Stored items
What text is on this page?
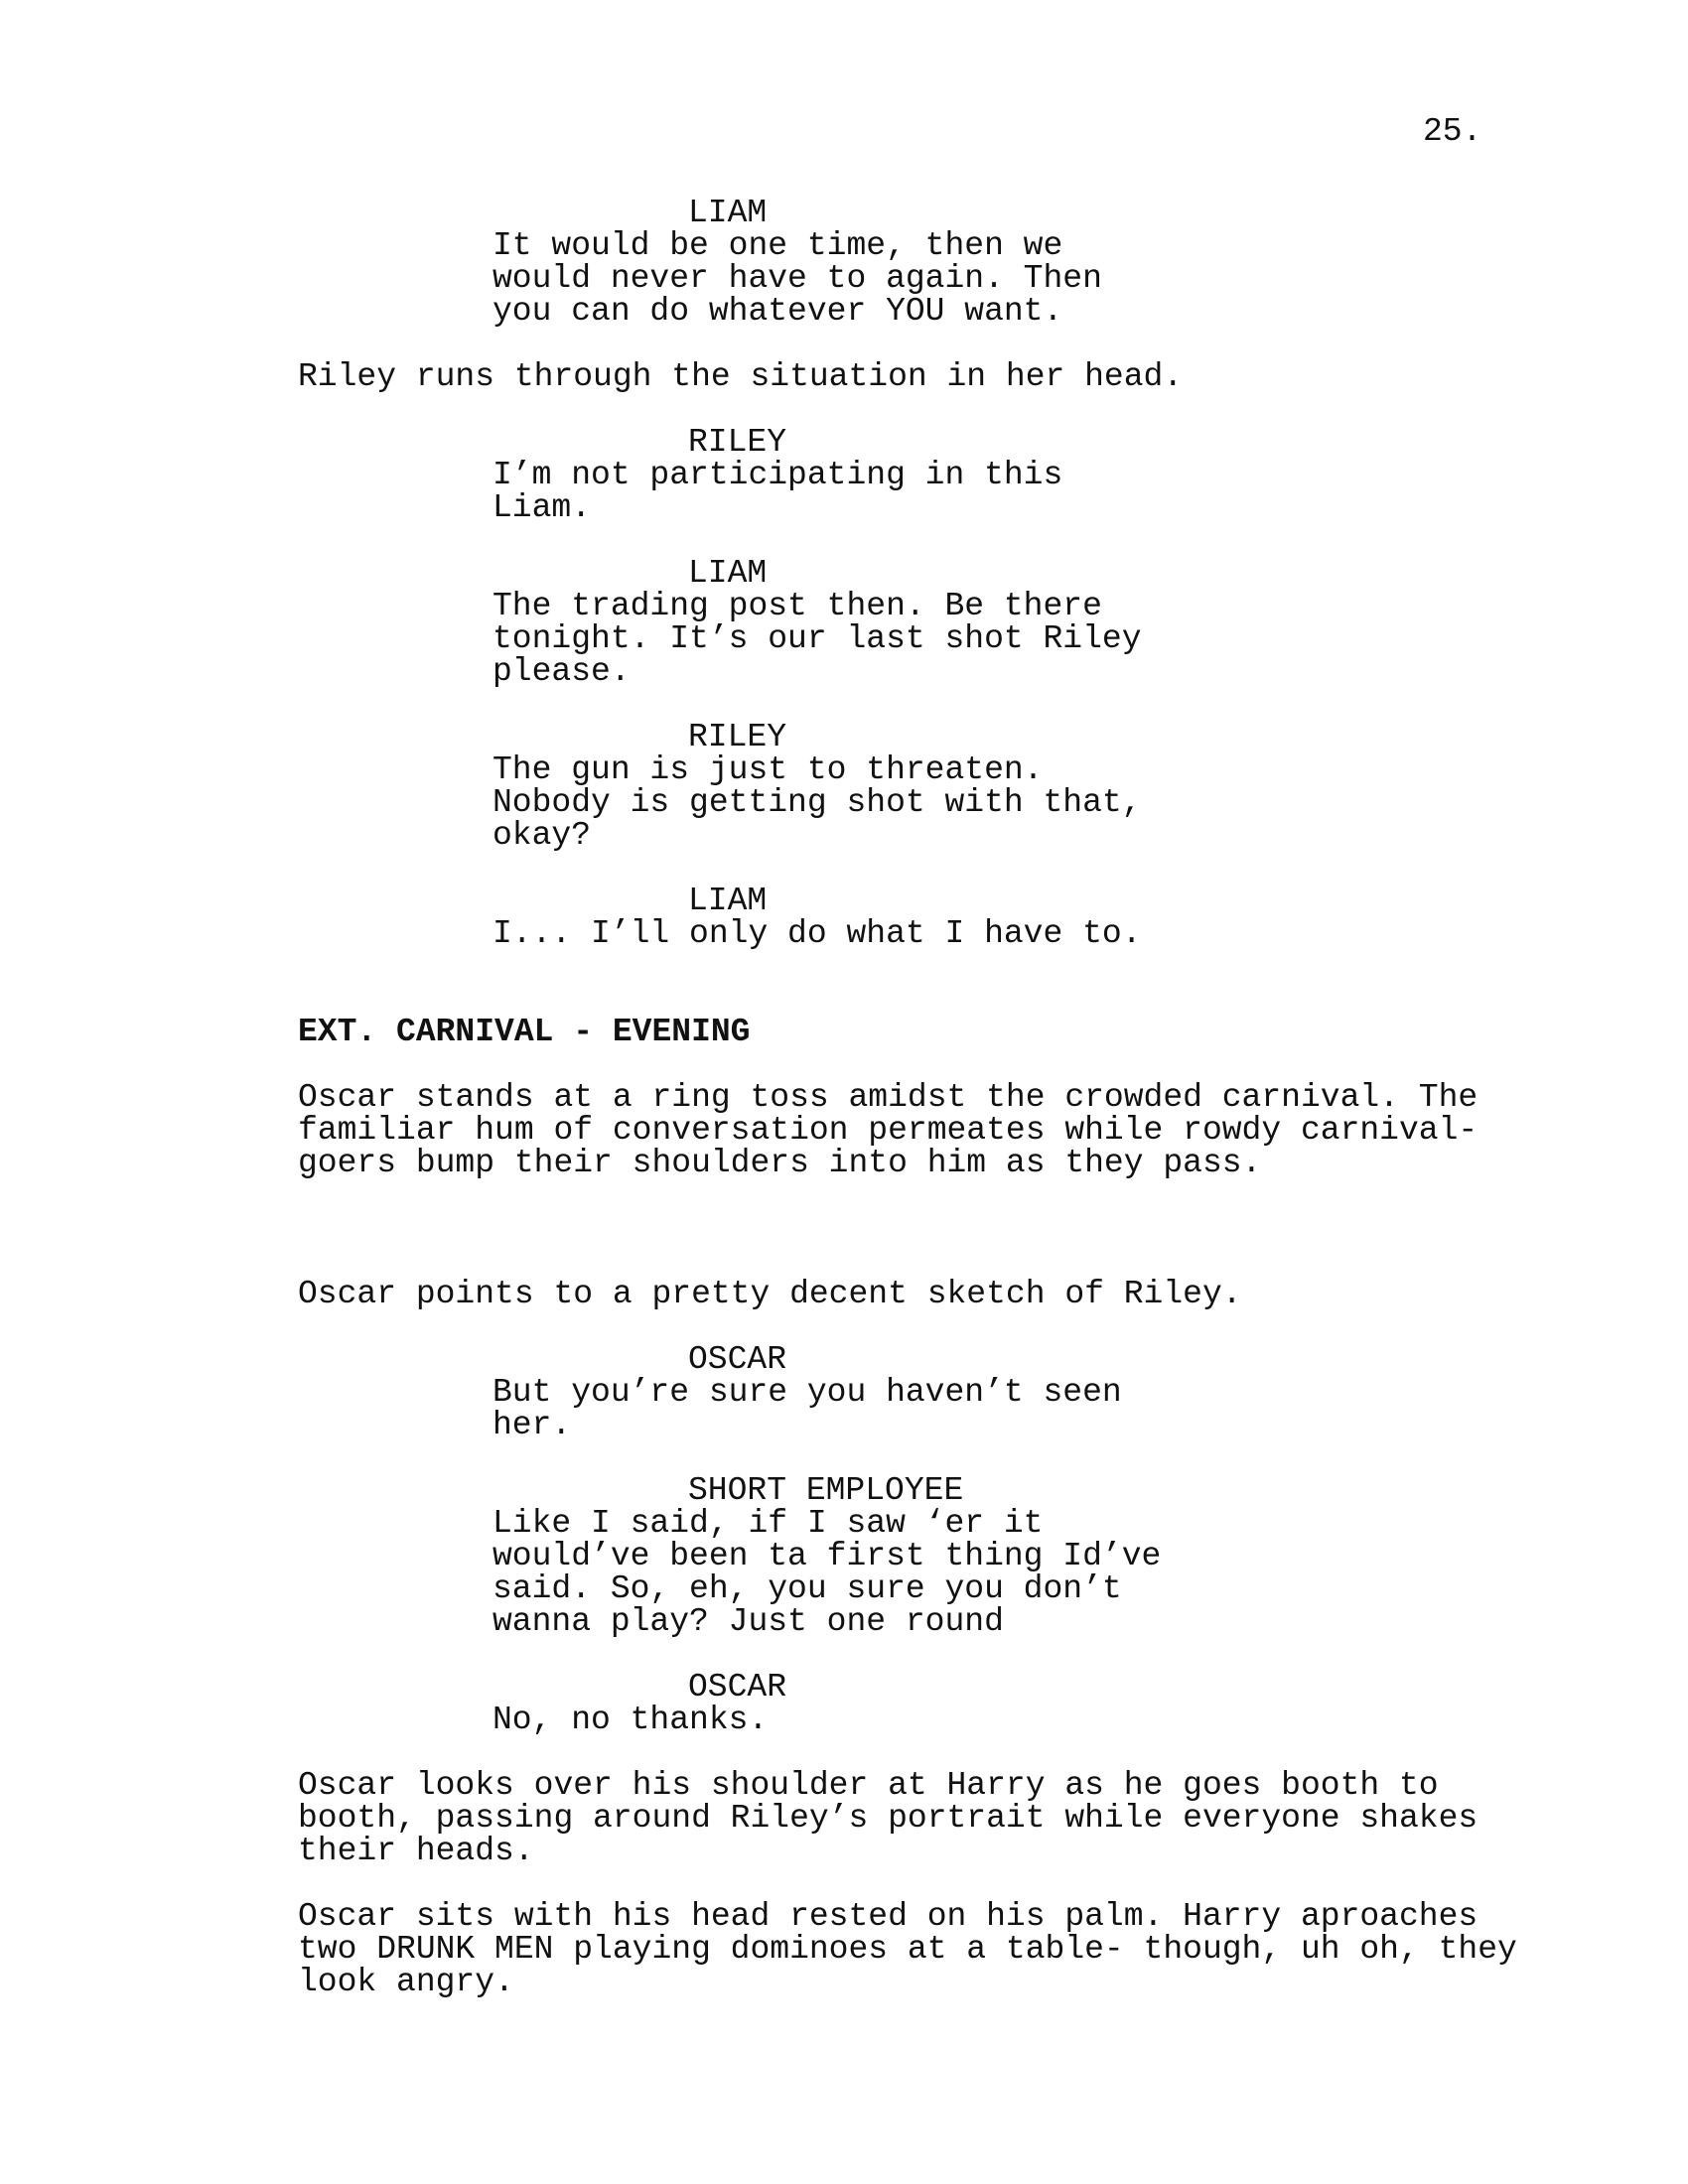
25.
LIAM
It would be one time, then we
would never have to again. Then
you can do whatever YOU want.
Riley runs through the situation in her head.
RILEY
I’m not participating in this
Liam.
LIAM
The trading post then. Be there
tonight. It’s our last shot Riley
please.
RILEY
The gun is just to threaten.
Nobody is getting shot with that,
okay?
LIAM
I... I’ll only do what I have to.
EXT. CARNIVAL - EVENING
Oscar stands at a ring toss amidst the crowded carnival. The
familiar hum of conversation permeates while rowdy carnival-
goers bump their shoulders into him as they pass.
Oscar points to a pretty decent sketch of Riley.
OSCAR
But you’re sure you haven’t seen
her.
SHORT EMPLOYEE
Like I said, if I saw ‘er it
would’ve been ta first thing Id’ve
said. So, eh, you sure you don’t
wanna play? Just one round
OSCAR
No, no thanks.
Oscar looks over his shoulder at Harry as he goes booth to
booth, passing around Riley’s portrait while everyone shakes
their heads.
Oscar sits with his head rested on his palm. Harry aproaches
two DRUNK MEN playing dominoes at a table- though, uh oh, they
look angry.
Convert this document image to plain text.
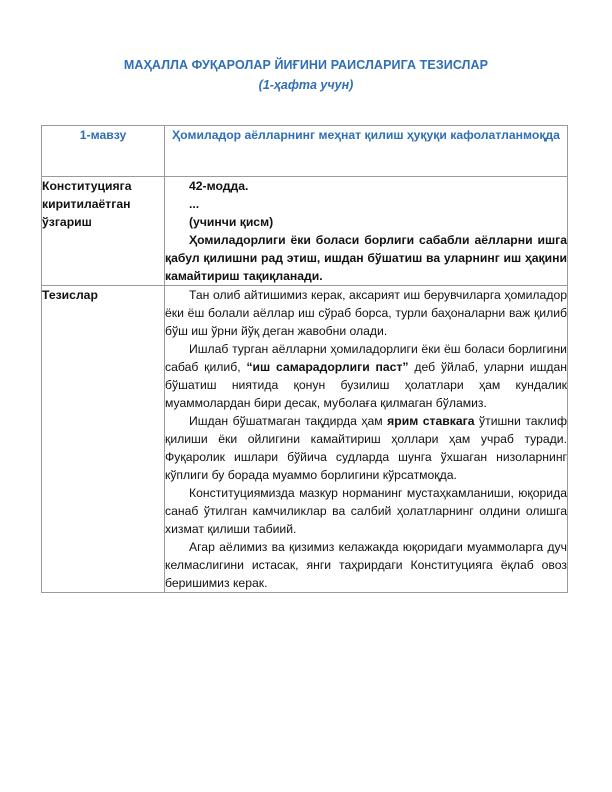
МАҲАЛЛА ФУҚАРОЛАР ЙИҒИНИ РАИСЛАРИГА ТЕЗИСЛАР
(1-ҳафта учун)
1-мавзу	Ҳомиладор аёлларнинг меҳнат қилиш ҳуқуқи кафолатланмоқда
Конституцияга киритилаётган ўзгариш	42-модда.
...
(учинчи қисм)
Ҳомиладорлиги ёки боласи борлиги сабабли аёлларни ишга қабул қилишни рад этиш, ишдан бўшатиш ва уларнинг иш ҳақини камайтириш тақиқланади.

Тезислар	Тан олиб айтишимиз керак, аксарият иш берувчиларга ҳомиладор ёки ёш болали аёллар иш сўраб борса, турли баҳоналарни важ қилиб бўш иш ўрни йўқ деган жавобни олади.

Ишлаб турган аёлларни ҳомиладорлиги ёки ёш боласи борлигини сабаб қилиб, “иш самарадорлиги паст” деб ўйлаб, уларни ишдан бўшатиш ниятида қонун бузилиш ҳолатлари ҳам кундалик муаммолардан бири десак, муболаға қилмаган бўламиз.

Ишдан бўшатмаган тақдирда ҳам ярим ставкага ўтишни таклиф қилиши ёки ойлигини камайтириш ҳоллари ҳам учраб туради. Фуқаролик ишлари бўйича судларда шунга ўхшаган низоларнинг кўплиги бу борада муаммо борлигини кўрсатмоқда.

Конституциямизда мазкур норманинг мустаҳкамланиши, юқорида санаб ўтилган камчиликлар ва салбий ҳолатларнинг олдини олишга хизмат қилиши табиий.

Агар аёлимиз ва қизимиз келажакда юқоридаги муаммоларга дуч келмаслигини истасак, янги таҳрирдаги Конституцияга ёқлаб овоз беришимиз керак.
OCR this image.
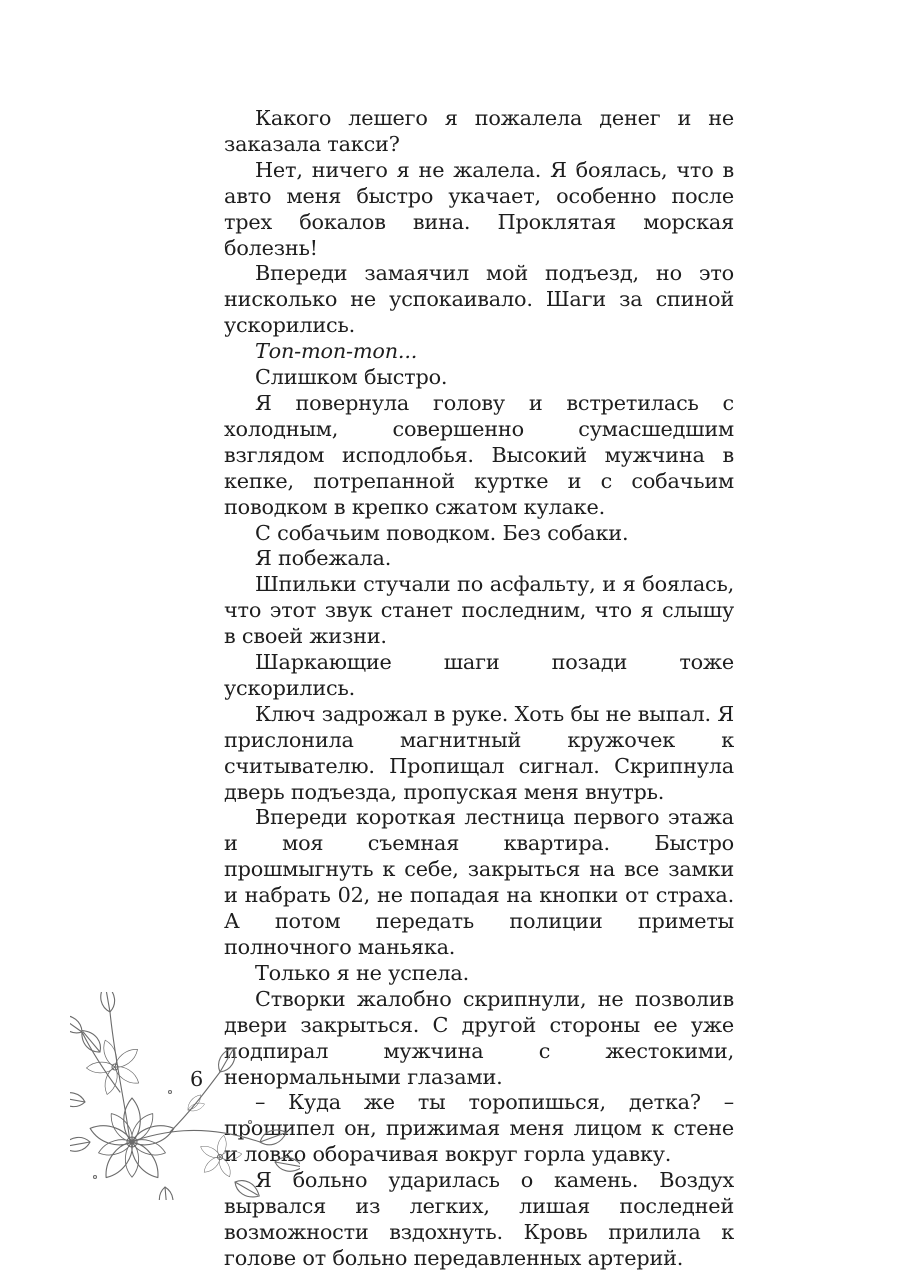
Какого лешего я пожалела денег и не заказала такси?

Нет, ничего я не жалела. Я боялась, что в авто меня быстро укачает, особенно после трех бокалов вина. Проклятая морская болезнь!

Впереди замаячил мой подъезд, но это нисколько не успокаивало. Шаги за спиной ускорились.

Топ-топ-топ...

Слишком быстро.

Я повернула голову и встретилась с холодным, совершенно сумасшедшим взглядом исподлобья. Высокий мужчина в кепке, потрепанной куртке и с собачьим поводком в крепко сжатом кулаке.

С собачьим поводком. Без собаки.

Я побежала.

Шпильки стучали по асфальту, и я боялась, что этот звук станет последним, что я слышу в своей жизни.

Шаркающие шаги позади тоже ускорились.

Ключ задрожал в руке. Хоть бы не выпал. Я прислонила магнитный кружочек к считывателю. Пропищал сигнал. Скрипнула дверь подъезда, пропуская меня внутрь.

Впереди короткая лестница первого этажа и моя съемная квартира. Быстро прошмыгнуть к себе, закрыться на все замки и набрать 02, не попадая на кнопки от страха. А потом передать полиции приметы полночного маньяка.

Только я не успела.

Створки жалобно скрипнули, не позволив двери закрыться. С другой стороны ее уже подпирал мужчина с жестокими, ненормальными глазами.

– Куда же ты торопишься, детка? – прошипел он, прижимая меня лицом к стене и ловко оборачивая вокруг горла удавку.

Я больно ударилась о камень. Воздух вырвался из легких, лишая последней возможности вздохнуть. Кровь прилила к голове от больно передавленных артерий.

6
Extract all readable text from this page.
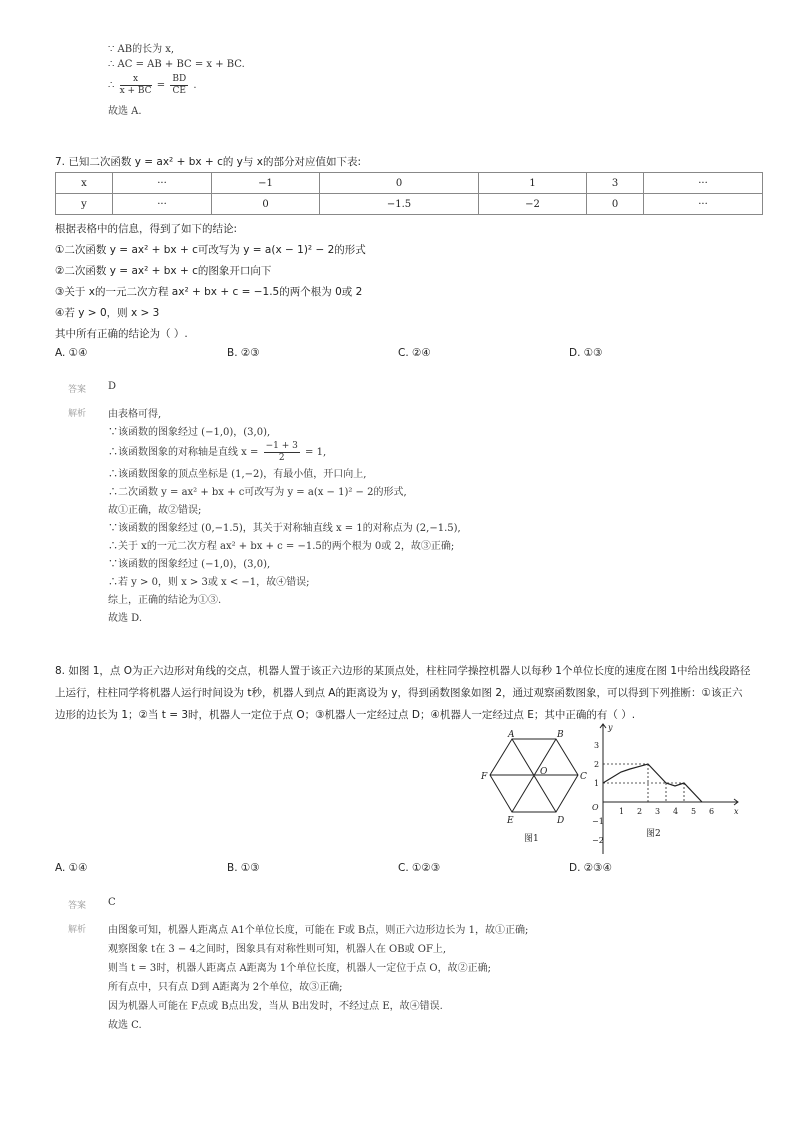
∵ AB的长为 x,
∴ AC = AB + BC = x + BC.
∴ $\frac{x}{x + BC} = \frac{BD}{CE}$ .
故选 A.
7. 已知二次函数 y = ax² + bx + c的 y与 x的部分对应值如下表:
x	···	−1	0	1	3	···
y	···	0	−1.5	−2	0	···
根据表格中的信息，得到了如下的结论:
①二次函数 y = ax² + bx + c可改写为 y = a(x − 1)² − 2的形式
②二次函数 y = ax² + bx + c的图象开口向下
③关于 x的一元二次方程 ax² + bx + c = −1.5的两个根为 0或 2
④若 y > 0，则 x > 3
其中所有正确的结论为（ ）.
A. ①④	B. ②③	C. ②④	D. ①③
答案 D
解析 由表格可得,
∵该函数的图象经过 (−1,0)，(3,0),
∴该函数图象的对称轴是直线 $x = \frac{-1 + 3}{2} = 1$,
∴该函数图象的顶点坐标是 (1,−2)，有最小值，开口向上,
∴二次函数 y = ax² + bx + c可改写为 y = a(x − 1)² − 2的形式,
故①正确，故②错误;
∵该函数的图象经过 (0,−1.5)，其关于对称轴直线 x = 1的对称点为 (2,−1.5),
∴关于 x的一元二次方程 ax² + bx + c = −1.5的两个根为 0或 2，故③正确;
∵该函数的图象经过 (−1,0)，(3,0),
∴若 y > 0，则 x > 3或 x < −1，故④错误;
综上，正确的结论为①③.
故选 D.
8. 如图 1，点 O为正六边形对角线的交点，机器人置于该正六边形的某顶点处，柱柱同学操控机器人以每秒 1个单位长度的速度在图 1中给出线段路径
上运行，柱柱同学将机器人运行时间设为 t秒，机器人到点 A的距离设为 y，得到函数图象如图 2，通过观察函数图象，可以得到下列推断：①该正六
边形的边长为 1；②当 t = 3时，机器人一定位于点 O；③机器人一定经过点 D；④机器人一定经过点 E；其中正确的有（ ）.
A	B
C
D
E
F	O
图1
O
y
x
1 2 3 4 5 6
3
2
1
−1
−2
图2
A. ①④	B. ①③	C. ①②③	D. ②③④
答案 C
解析 由图象可知，机器人距离点 A1个单位长度，可能在 F或 B点，则正六边形边长为 1，故①正确;
观察图象 t在 3 − 4之间时，图象具有对称性则可知，机器人在 OB或 OF上,
则当 t = 3时，机器人距离点 A距离为 1个单位长度，机器人一定位于点 O，故②正确;
所有点中，只有点 D到 A距离为 2个单位，故③正确;
因为机器人可能在 F点或 B点出发，当从 B出发时，不经过点 E，故④错误.
故选 C.
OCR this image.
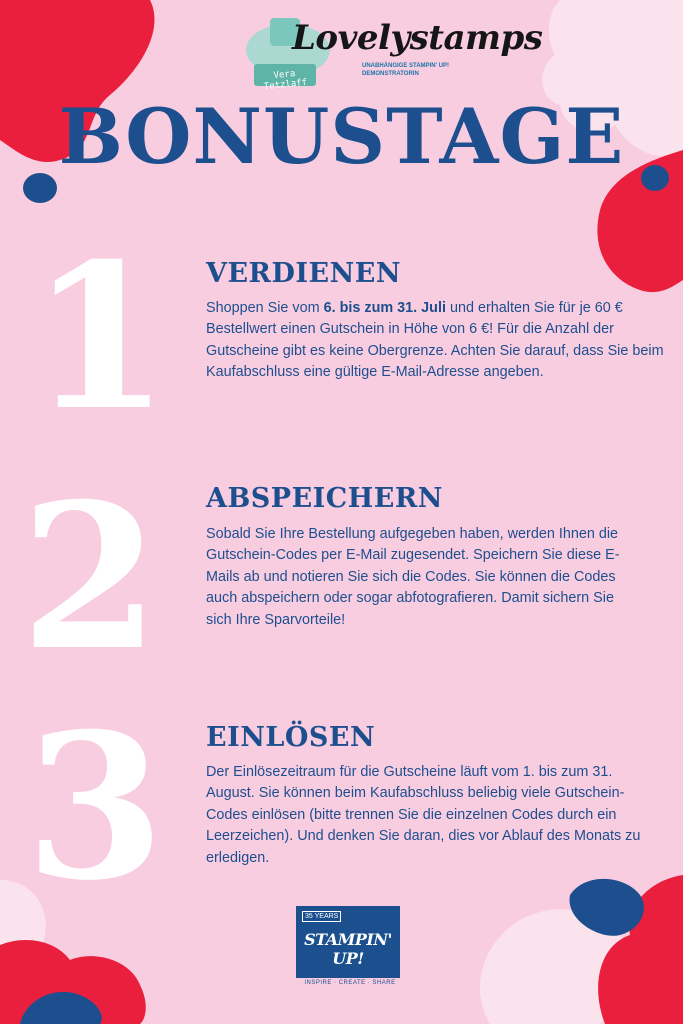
Vera Tetzlaff
Lovelystamps
UNABHÄNGIGE STAMPIN' UP! DEMONSTRATORIN
BONUSTAGE
1	VERDIENEN

Shoppen Sie vom 6. bis zum 31. Juli und erhalten Sie für je 60 € Bestellwert einen Gutschein in Höhe von 6 €! Für die Anzahl der Gutscheine gibt es keine Obergrenze. Achten Sie darauf, dass Sie beim Kaufabschluss eine gültige E-Mail-Adresse angeben.

2	ABSPEICHERN

Sobald Sie Ihre Bestellung aufgegeben haben, werden Ihnen die Gutschein-Codes per E-Mail zugesendet. Speichern Sie diese E-Mails ab und notieren Sie sich die Codes. Sie können die Codes auch abspeichern oder sogar abfotografieren. Damit sichern Sie sich Ihre Sparvorteile!

3	EINLÖSEN

Der Einlösezeitraum für die Gutscheine läuft vom 1. bis zum 31. August. Sie können beim Kaufabschluss beliebig viele Gutschein-Codes einlösen (bitte trennen Sie die einzelnen Codes durch ein Leerzeichen). Und denken Sie daran, dies vor Ablauf des Monats zu erledigen.

35 YEARS
STAMPIN' UP!
INSPIRE · CREATE · SHARE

EXERCISE DETAILS ▸
Scan the records above for the string "x的一元二次方程", then report every line that contains it.

FINISHED ANSWER ▸
③关于 x的一元二次方程 ax² + bx + c = −1.5的两个根为 0或 2
∴关于 x的一元二次方程 ax² + bx + c = −1.5的两个根为 0或 2，故③正确;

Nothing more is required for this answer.